Transcribe the listing verbatim. Do not carry over any pictures.

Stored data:
______________________________

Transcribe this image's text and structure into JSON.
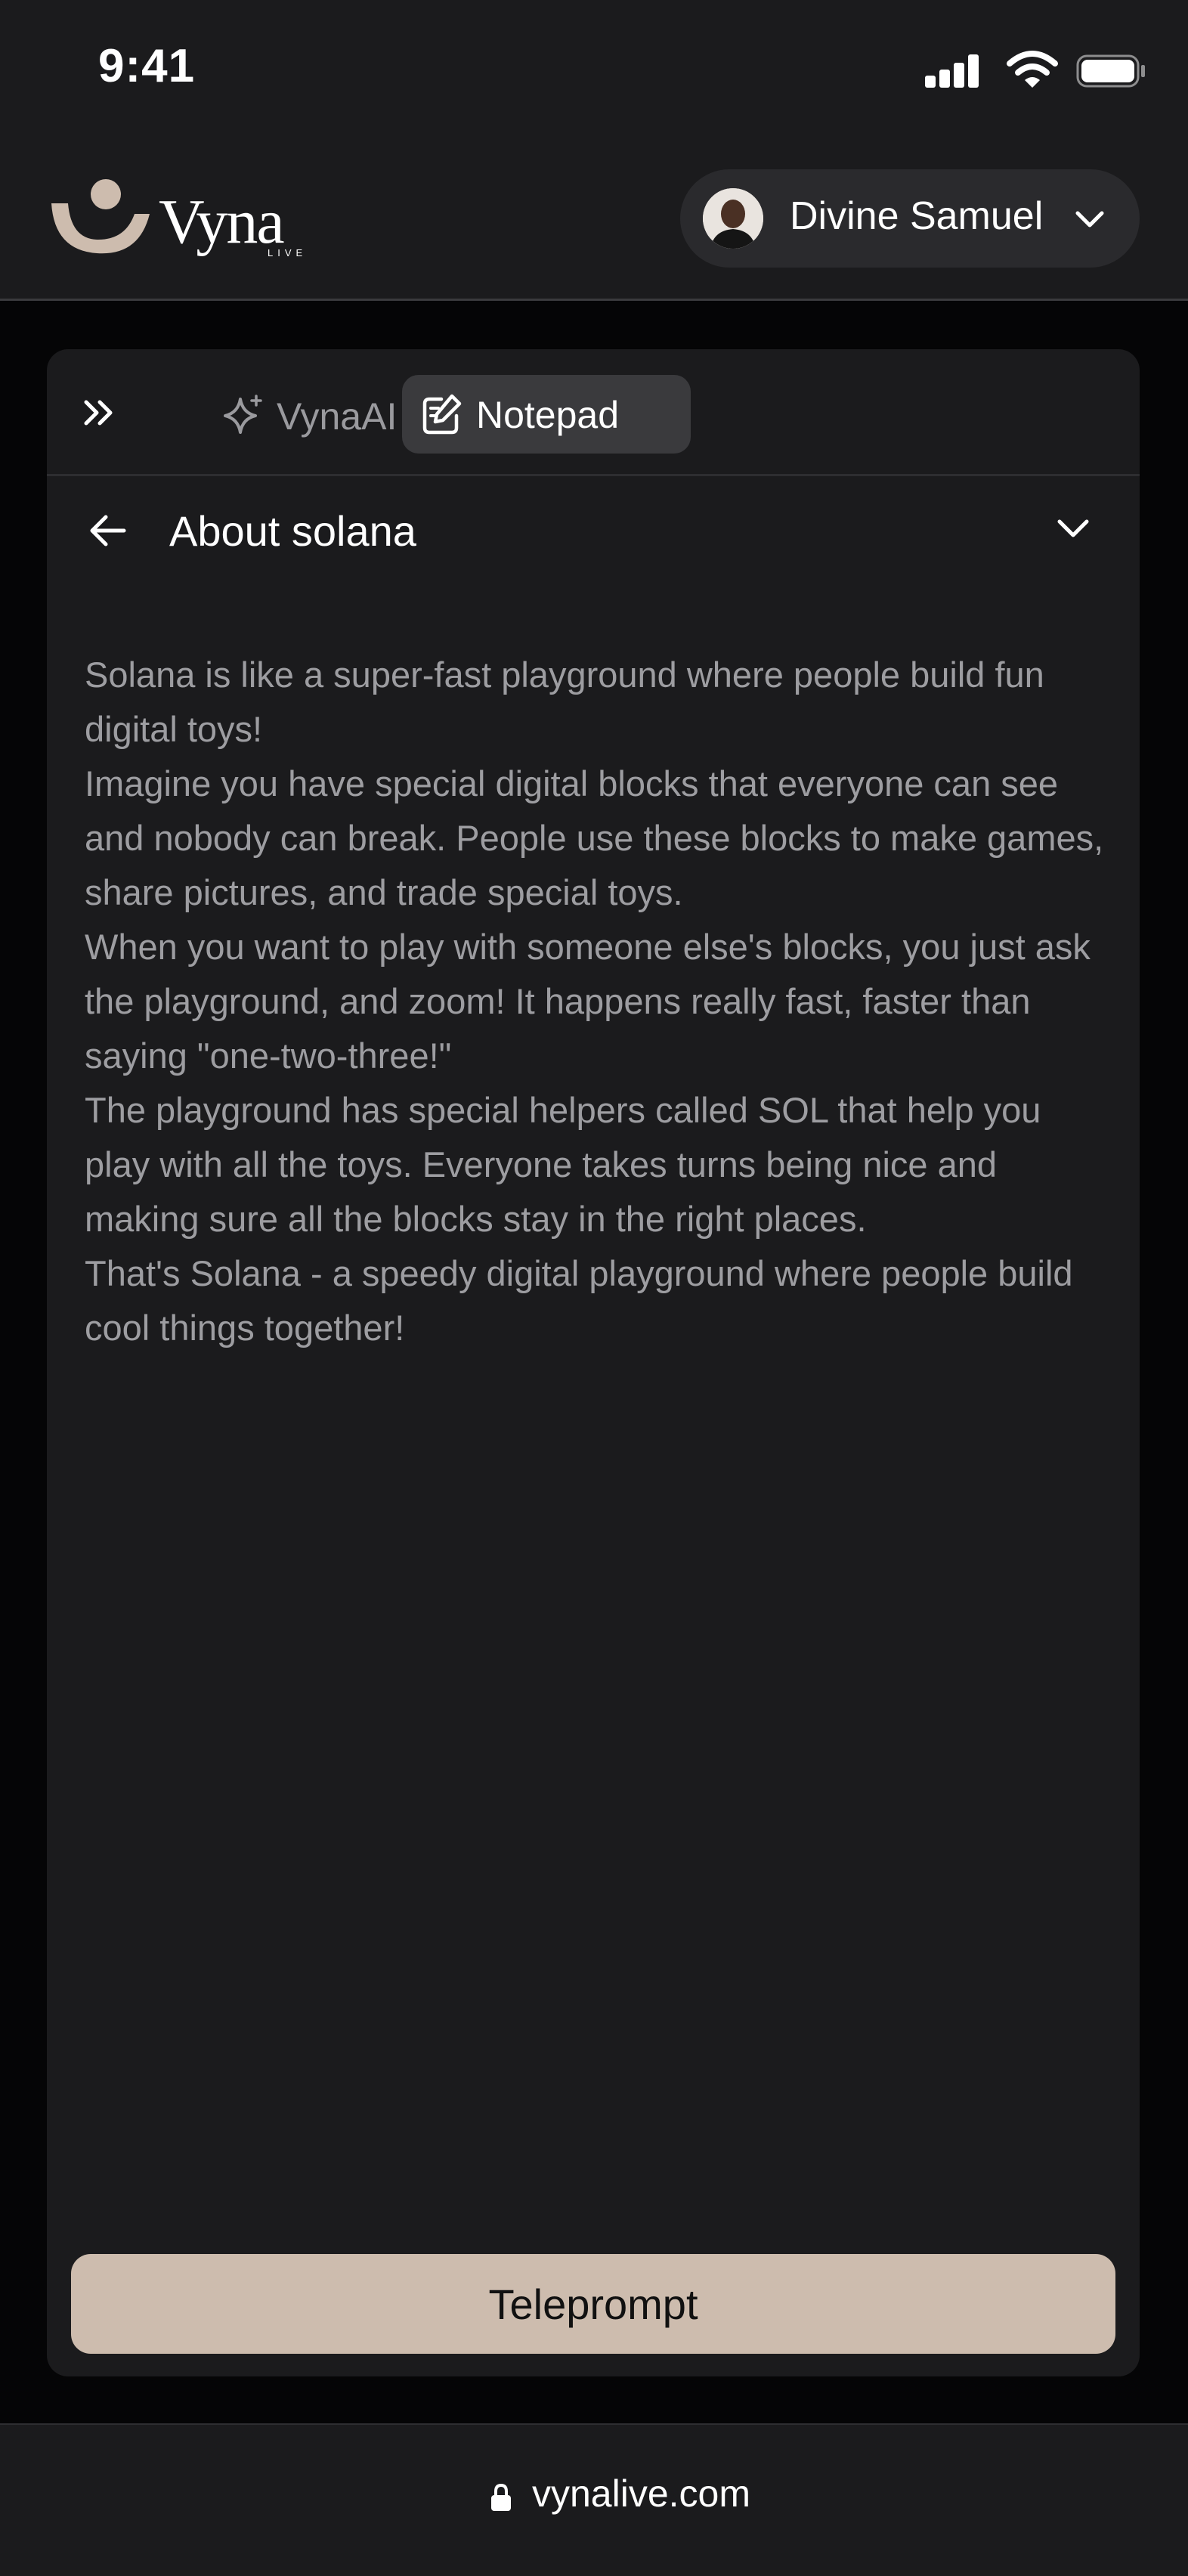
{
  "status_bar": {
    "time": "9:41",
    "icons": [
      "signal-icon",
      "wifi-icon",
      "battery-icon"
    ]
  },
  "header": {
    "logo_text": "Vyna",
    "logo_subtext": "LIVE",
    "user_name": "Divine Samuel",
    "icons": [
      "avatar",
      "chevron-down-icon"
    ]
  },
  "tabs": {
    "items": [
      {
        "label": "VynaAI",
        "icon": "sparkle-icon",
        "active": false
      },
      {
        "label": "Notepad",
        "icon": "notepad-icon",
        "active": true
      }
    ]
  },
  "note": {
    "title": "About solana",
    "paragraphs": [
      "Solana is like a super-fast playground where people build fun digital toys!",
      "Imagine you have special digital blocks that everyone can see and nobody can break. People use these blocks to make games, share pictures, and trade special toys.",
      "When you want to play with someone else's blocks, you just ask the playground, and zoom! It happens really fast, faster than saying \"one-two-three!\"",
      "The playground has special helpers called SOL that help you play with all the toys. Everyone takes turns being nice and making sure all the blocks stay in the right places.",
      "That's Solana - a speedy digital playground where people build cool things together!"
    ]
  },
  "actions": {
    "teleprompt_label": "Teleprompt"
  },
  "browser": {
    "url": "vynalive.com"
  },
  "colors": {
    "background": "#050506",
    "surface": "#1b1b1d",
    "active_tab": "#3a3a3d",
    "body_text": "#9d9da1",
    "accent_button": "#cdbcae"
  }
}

______________________________

EXPECTED ANSWER |
Transcribe this image's text and structure into JSON.
{
  "status_bar": {
    "time": "9:41",
    "icons": [
      "signal-icon",
      "wifi-icon",
      "battery-icon"
    ]
  },
  "header": {
    "logo_text": "Vyna",
    "logo_subtext": "LIVE",
    "user_name": "Divine Samuel",
    "icons": [
      "avatar",
      "chevron-down-icon"
    ]
  },
  "tabs": {
    "items": [
      {
        "label": "VynaAI",
        "icon": "sparkle-icon",
        "active": false
      },
      {
        "label": "Notepad",
        "icon": "notepad-icon",
        "active": true
      }
    ]
  },
  "note": {
    "title": "About solana",
    "paragraphs": [
      "Solana is like a super-fast playground where people build fun digital toys!",
      "Imagine you have special digital blocks that everyone can see and nobody can break. People use these blocks to make games, share pictures, and trade special toys.",
      "When you want to play with someone else's blocks, you just ask the playground, and zoom! It happens really fast, faster than saying \"one-two-three!\"",
      "The playground has special helpers called SOL that help you play with all the toys. Everyone takes turns being nice and making sure all the blocks stay in the right places.",
      "That's Solana - a speedy digital playground where people build cool things together!"
    ]
  },
  "actions": {
    "teleprompt_label": "Teleprompt"
  },
  "browser": {
    "url": "vynalive.com"
  },
  "colors": {
    "background": "#050506",
    "surface": "#1b1b1d",
    "active_tab": "#3a3a3d",
    "body_text": "#9d9da1",
    "accent_button": "#cdbcae"
  }
}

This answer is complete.